* Work to be completed
Count the lines below that contain "pour". Give only the number.

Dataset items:

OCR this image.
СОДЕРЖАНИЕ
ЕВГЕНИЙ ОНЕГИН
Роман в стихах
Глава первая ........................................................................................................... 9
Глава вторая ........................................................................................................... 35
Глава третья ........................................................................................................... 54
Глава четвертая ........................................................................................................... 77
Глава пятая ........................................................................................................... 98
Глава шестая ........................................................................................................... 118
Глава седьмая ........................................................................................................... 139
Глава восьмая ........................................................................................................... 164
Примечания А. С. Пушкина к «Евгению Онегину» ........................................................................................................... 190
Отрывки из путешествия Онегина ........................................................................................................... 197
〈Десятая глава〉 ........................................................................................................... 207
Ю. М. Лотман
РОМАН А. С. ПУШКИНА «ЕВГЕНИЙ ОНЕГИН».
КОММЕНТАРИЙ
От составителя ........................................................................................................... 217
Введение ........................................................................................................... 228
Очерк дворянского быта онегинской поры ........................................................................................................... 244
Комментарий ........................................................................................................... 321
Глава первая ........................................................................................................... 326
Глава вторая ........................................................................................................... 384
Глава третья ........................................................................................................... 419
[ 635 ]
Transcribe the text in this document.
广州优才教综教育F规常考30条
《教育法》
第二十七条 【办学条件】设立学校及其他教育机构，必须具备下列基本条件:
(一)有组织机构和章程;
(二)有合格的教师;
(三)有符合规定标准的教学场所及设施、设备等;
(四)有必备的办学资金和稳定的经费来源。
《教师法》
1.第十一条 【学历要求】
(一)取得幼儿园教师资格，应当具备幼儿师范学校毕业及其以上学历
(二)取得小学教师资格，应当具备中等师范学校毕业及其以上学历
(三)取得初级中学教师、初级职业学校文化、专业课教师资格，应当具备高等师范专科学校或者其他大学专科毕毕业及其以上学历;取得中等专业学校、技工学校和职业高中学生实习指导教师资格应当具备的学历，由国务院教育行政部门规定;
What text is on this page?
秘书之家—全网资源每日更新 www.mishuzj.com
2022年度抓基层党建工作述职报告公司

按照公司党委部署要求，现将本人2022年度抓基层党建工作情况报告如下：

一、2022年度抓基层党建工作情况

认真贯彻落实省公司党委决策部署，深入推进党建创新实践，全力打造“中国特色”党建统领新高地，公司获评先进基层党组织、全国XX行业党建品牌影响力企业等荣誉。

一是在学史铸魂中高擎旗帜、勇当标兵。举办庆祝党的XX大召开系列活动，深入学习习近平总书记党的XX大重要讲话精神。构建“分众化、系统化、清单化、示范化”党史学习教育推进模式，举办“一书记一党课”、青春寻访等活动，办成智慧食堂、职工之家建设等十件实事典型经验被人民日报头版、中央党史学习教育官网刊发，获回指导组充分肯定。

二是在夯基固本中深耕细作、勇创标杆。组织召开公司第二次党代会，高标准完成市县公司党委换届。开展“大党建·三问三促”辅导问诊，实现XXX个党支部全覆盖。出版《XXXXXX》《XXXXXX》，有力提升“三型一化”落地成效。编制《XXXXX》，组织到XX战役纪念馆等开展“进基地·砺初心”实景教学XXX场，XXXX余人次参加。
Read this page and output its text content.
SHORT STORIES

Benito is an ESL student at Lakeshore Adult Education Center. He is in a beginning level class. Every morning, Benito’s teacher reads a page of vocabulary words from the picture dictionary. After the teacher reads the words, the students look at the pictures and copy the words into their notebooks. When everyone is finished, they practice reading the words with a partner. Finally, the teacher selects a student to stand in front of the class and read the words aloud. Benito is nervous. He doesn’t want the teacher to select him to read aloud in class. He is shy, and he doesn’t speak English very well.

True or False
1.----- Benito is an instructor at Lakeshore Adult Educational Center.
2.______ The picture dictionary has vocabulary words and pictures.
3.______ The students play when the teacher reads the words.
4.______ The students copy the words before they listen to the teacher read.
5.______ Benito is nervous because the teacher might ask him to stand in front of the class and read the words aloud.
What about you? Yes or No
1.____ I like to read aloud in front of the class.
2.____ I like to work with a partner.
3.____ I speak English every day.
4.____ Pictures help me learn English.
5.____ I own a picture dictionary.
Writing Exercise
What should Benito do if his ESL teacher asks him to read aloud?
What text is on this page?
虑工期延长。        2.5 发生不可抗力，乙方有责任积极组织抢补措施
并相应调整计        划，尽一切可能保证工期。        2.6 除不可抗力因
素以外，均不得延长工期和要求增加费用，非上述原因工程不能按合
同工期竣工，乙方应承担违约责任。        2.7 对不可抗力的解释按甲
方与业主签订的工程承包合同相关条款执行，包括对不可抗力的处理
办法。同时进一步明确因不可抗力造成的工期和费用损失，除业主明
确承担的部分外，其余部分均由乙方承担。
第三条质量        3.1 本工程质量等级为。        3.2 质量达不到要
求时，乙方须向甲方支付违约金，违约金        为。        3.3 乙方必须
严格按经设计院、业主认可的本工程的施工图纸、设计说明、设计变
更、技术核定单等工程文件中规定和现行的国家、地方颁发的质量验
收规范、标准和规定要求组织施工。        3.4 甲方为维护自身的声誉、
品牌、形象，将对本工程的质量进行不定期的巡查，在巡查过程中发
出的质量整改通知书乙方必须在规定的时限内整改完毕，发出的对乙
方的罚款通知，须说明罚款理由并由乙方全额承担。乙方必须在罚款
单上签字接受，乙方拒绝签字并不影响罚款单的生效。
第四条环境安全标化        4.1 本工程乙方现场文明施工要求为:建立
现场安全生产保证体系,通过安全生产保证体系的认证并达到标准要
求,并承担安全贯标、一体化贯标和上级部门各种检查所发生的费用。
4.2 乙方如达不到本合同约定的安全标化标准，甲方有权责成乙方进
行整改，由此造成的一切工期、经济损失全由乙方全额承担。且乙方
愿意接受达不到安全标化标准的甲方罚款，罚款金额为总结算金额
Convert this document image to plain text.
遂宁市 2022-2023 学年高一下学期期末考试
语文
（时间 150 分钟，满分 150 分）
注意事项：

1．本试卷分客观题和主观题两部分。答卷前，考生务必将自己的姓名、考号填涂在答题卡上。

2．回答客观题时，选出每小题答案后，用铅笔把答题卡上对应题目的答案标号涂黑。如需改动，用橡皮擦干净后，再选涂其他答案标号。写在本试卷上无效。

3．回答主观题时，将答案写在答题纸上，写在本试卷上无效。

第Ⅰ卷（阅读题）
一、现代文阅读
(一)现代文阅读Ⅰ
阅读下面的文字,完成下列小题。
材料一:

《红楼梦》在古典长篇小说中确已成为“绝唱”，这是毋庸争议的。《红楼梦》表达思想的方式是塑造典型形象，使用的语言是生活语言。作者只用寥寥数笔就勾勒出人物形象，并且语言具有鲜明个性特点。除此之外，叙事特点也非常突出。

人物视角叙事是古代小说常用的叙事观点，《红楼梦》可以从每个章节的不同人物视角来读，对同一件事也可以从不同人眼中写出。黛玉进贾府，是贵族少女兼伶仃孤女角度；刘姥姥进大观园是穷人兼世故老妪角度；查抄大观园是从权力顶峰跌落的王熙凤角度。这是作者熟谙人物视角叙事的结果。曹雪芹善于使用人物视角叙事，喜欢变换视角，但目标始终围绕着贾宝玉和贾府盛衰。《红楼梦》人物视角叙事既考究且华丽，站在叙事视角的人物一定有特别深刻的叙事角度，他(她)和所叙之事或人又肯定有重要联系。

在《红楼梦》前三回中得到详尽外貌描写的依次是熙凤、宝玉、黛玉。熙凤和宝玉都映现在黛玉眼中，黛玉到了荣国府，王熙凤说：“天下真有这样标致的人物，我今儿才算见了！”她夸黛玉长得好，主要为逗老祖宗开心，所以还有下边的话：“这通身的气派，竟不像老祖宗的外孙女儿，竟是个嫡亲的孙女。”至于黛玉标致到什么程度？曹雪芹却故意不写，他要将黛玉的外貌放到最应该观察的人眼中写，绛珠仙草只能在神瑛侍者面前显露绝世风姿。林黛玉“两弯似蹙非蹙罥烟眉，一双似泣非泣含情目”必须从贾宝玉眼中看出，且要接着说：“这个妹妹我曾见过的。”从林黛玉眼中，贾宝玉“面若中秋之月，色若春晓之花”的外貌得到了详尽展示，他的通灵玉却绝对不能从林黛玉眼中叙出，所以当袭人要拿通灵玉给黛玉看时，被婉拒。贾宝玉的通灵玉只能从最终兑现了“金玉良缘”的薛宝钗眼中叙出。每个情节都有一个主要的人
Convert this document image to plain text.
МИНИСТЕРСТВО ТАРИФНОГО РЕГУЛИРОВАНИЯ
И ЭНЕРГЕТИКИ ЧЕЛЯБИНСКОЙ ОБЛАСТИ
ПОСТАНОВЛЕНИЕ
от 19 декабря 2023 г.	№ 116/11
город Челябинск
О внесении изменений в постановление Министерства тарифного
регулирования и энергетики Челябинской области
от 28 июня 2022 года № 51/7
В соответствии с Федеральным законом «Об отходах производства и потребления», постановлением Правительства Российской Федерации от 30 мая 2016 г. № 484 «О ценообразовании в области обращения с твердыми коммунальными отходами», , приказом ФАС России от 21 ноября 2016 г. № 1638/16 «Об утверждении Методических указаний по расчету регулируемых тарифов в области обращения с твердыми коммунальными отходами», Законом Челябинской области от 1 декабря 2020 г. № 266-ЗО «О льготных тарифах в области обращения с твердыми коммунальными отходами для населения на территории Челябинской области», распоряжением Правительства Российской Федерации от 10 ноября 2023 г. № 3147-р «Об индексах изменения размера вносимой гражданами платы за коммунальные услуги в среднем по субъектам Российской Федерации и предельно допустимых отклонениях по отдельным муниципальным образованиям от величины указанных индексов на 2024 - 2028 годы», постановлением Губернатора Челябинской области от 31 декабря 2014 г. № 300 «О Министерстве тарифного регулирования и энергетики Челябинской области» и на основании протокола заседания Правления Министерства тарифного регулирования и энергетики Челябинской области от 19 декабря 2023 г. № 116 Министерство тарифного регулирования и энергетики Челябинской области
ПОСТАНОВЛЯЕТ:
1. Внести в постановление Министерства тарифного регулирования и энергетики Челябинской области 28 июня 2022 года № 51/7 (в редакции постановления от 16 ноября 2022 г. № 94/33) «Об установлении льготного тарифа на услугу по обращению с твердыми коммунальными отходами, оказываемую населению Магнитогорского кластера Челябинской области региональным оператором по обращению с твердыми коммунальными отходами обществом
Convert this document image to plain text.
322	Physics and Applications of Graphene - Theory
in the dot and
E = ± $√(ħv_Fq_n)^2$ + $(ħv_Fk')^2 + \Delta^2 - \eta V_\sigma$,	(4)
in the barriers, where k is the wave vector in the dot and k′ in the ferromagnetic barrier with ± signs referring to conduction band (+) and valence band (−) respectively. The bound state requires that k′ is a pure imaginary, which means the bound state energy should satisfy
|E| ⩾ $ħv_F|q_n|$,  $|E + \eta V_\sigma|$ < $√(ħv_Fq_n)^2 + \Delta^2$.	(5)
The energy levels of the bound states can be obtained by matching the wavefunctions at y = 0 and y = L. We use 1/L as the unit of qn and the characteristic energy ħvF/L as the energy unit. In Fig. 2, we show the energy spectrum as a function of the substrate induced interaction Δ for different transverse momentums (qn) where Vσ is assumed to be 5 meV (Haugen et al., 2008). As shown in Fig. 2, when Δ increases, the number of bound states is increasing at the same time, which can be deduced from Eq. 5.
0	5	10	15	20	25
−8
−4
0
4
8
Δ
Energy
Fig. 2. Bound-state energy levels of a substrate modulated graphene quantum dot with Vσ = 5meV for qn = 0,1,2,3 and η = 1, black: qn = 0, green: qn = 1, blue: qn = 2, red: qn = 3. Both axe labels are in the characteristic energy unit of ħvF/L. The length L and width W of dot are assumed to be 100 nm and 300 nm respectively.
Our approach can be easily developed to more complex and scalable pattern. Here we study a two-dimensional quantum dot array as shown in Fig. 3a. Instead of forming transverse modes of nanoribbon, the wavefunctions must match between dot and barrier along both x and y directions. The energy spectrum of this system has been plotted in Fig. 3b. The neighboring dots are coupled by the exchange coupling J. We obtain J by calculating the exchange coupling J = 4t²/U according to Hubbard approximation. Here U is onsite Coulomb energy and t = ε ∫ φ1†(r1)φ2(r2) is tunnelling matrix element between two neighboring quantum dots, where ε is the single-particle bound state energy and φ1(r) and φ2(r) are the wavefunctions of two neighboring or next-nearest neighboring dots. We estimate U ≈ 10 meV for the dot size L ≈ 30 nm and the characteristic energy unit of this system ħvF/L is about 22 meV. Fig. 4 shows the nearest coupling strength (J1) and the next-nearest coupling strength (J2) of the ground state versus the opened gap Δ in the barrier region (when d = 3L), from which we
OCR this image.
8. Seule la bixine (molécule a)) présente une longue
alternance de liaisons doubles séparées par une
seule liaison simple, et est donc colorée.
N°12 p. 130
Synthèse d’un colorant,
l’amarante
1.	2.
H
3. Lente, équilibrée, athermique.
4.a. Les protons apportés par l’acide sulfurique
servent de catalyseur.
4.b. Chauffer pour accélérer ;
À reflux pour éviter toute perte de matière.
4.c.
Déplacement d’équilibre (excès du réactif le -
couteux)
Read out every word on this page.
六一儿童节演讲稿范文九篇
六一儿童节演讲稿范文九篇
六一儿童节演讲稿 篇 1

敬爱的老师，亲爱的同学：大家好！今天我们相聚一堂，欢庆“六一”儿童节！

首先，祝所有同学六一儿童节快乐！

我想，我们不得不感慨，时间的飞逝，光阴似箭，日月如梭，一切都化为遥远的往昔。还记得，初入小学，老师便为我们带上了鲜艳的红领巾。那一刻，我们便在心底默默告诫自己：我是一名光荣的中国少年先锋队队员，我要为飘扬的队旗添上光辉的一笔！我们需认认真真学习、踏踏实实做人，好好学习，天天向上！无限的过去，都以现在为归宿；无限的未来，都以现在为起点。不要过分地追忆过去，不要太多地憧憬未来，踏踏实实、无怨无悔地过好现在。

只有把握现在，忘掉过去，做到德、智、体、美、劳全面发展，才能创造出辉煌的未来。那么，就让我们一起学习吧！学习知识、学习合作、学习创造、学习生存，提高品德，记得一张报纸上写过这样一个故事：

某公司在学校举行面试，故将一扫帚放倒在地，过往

* Finished answer
2